*TASK INSTRUCTIONS*.
Go through the records line by line and work out how many lines hold the word "とても重要". Answer with the number only.

*Structured figure records*.
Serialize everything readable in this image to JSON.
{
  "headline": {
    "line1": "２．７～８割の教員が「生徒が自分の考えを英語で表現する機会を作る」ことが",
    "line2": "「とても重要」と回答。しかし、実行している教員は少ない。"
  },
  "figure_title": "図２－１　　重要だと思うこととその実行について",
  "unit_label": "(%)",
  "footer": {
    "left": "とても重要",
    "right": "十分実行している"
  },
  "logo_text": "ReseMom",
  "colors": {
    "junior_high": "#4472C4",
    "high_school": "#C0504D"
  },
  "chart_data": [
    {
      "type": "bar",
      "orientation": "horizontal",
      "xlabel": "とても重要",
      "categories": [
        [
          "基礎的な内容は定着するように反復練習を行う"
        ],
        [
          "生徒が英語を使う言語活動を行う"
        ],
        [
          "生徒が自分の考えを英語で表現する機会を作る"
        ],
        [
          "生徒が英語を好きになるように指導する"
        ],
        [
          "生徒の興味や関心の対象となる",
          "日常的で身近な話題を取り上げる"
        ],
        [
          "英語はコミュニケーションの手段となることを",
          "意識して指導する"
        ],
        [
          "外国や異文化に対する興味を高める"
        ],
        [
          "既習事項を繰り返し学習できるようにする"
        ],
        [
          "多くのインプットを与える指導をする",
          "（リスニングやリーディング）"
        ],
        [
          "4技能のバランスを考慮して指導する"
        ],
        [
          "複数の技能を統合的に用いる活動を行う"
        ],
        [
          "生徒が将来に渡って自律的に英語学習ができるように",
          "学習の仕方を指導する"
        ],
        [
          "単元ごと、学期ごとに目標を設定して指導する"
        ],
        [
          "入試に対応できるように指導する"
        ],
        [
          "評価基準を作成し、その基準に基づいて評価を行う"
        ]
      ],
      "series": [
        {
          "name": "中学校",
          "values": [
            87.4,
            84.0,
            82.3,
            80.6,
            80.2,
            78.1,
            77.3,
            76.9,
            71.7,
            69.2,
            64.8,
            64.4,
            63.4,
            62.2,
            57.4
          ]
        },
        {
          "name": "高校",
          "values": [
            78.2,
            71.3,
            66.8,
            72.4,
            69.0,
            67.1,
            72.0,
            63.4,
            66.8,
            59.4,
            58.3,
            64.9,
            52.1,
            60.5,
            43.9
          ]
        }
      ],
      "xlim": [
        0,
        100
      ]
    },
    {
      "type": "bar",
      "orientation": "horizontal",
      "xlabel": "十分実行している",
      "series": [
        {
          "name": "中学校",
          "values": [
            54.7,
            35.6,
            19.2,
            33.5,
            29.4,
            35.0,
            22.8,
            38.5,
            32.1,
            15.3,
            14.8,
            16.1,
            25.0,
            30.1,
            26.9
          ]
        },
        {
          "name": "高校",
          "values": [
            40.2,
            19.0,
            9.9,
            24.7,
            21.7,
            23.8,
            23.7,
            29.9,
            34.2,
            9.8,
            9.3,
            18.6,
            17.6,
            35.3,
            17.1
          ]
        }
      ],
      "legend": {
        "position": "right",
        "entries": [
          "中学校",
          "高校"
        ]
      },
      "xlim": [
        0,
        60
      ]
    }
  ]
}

*TASK ANSWER*.
3